* _PROBLEM REQUIREMENTS_:
Copy out the records in full, word for word, without pictures.

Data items
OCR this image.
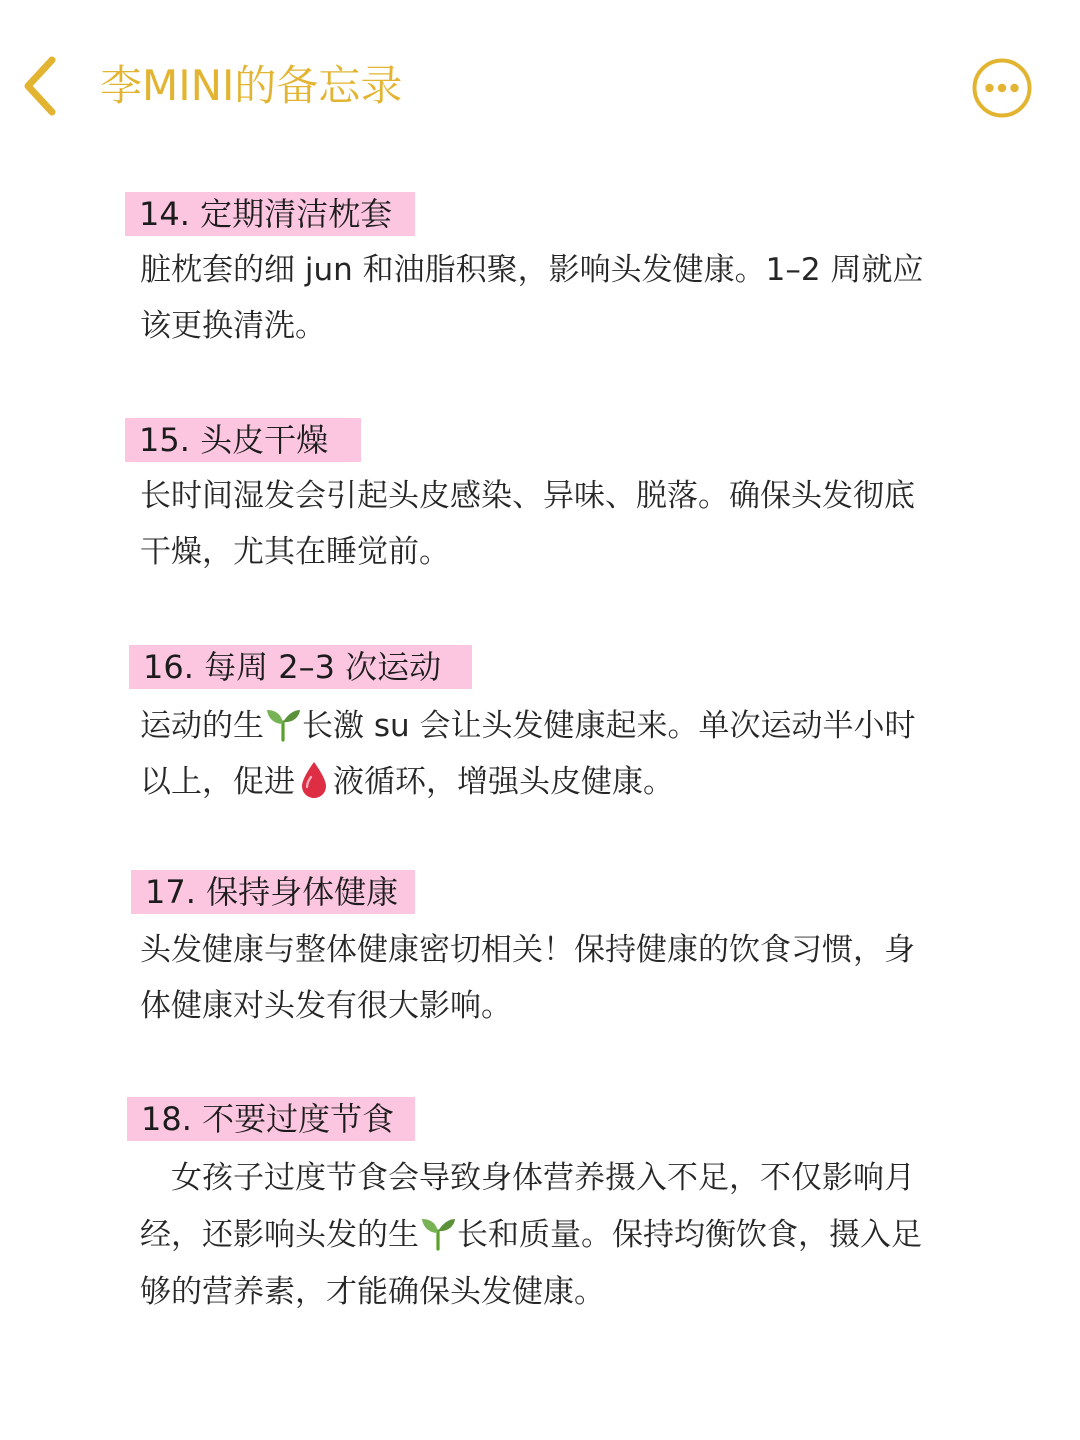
李MINI的备忘录
14. 定期清洁枕套
脏枕套的细 jun 和油脂积聚，影响头发健康。1–2 周就应
该更换清洗。
15. 头皮干燥
长时间湿发会引起头皮感染、异味、脱落。确保头发彻底
干燥，尤其在睡觉前。
16. 每周 2–3 次运动
运动的生 长激 su 会让头发健康起来。单次运动半小时
以上，促进 液循环，增强头皮健康。
17. 保持身体健康
头发健康与整体健康密切相关！保持健康的饮食习惯，身
体健康对头发有很大影响。
18. 不要过度节食
　女孩子过度节食会导致身体营养摄入不足，不仅影响月
经，还影响头发的生 长和质量。保持均衡饮食，摄入足
够的营养素，才能确保头发健康。
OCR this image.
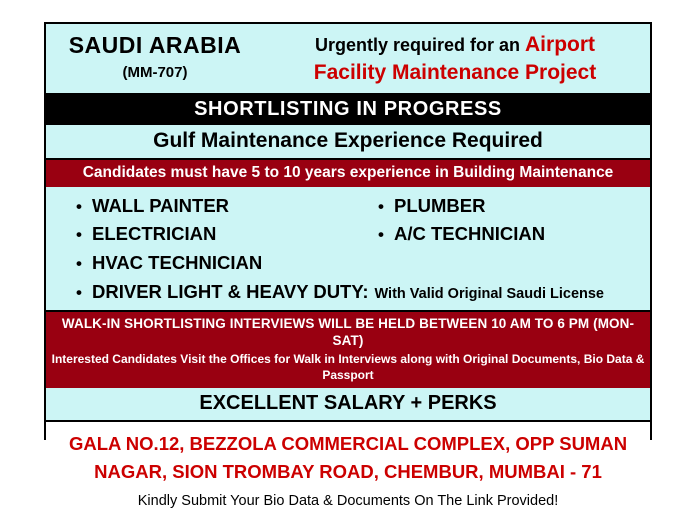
SAUDI ARABIA
(MM-707)
Urgently required for an Airport
Facility Maintenance Project
SHORTLISTING IN PROGRESS
Gulf Maintenance Experience Required
Candidates must have 5 to 10 years experience in Building Maintenance
• WALL PAINTER
• ELECTRICIAN
• HVAC TECHNICIAN
• PLUMBER
• A/C TECHNICIAN
• DRIVER LIGHT & HEAVY DUTY: With Valid Original Saudi License
WALK-IN SHORTLISTING INTERVIEWS WILL BE HELD BETWEEN 10 AM TO 6 PM (MON-SAT)
Interested Candidates Visit the Offices for Walk in Interviews along with Original Documents, Bio Data & Passport
EXCELLENT SALARY + PERKS
GALA NO.12, BEZZOLA COMMERCIAL COMPLEX, OPP SUMAN
NAGAR, SION TROMBAY ROAD, CHEMBUR, MUMBAI - 71
Kindly Submit Your Bio Data & Documents On The Link Provided!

* _WORKED SOLUTION_:
OCR this image.
李MINI的备忘录
14. 定期清洁枕套
脏枕套的细 jun 和油脂积聚，影响头发健康。1–2 周就应
该更换清洗。
15. 头皮干燥
长时间湿发会引起头皮感染、异味、脱落。确保头发彻底
干燥，尤其在睡觉前。
16. 每周 2–3 次运动
运动的生 长激 su 会让头发健康起来。单次运动半小时
以上，促进 液循环，增强头皮健康。
17. 保持身体健康
头发健康与整体健康密切相关！保持健康的饮食习惯，身
体健康对头发有很大影响。
18. 不要过度节食
　女孩子过度节食会导致身体营养摄入不足，不仅影响月
经，还影响头发的生 长和质量。保持均衡饮食，摄入足
够的营养素，才能确保头发健康。
OCR this image.
SAUDI ARABIA
(MM-707)
Urgently required for an Airport
Facility Maintenance Project
SHORTLISTING IN PROGRESS
Gulf Maintenance Experience Required
Candidates must have 5 to 10 years experience in Building Maintenance
• WALL PAINTER
• ELECTRICIAN
• HVAC TECHNICIAN
• PLUMBER
• A/C TECHNICIAN
• DRIVER LIGHT & HEAVY DUTY: With Valid Original Saudi License
WALK-IN SHORTLISTING INTERVIEWS WILL BE HELD BETWEEN 10 AM TO 6 PM (MON-SAT)
Interested Candidates Visit the Offices for Walk in Interviews along with Original Documents, Bio Data & Passport
EXCELLENT SALARY + PERKS
GALA NO.12, BEZZOLA COMMERCIAL COMPLEX, OPP SUMAN
NAGAR, SION TROMBAY ROAD, CHEMBUR, MUMBAI - 71
Kindly Submit Your Bio Data & Documents On The Link Provided!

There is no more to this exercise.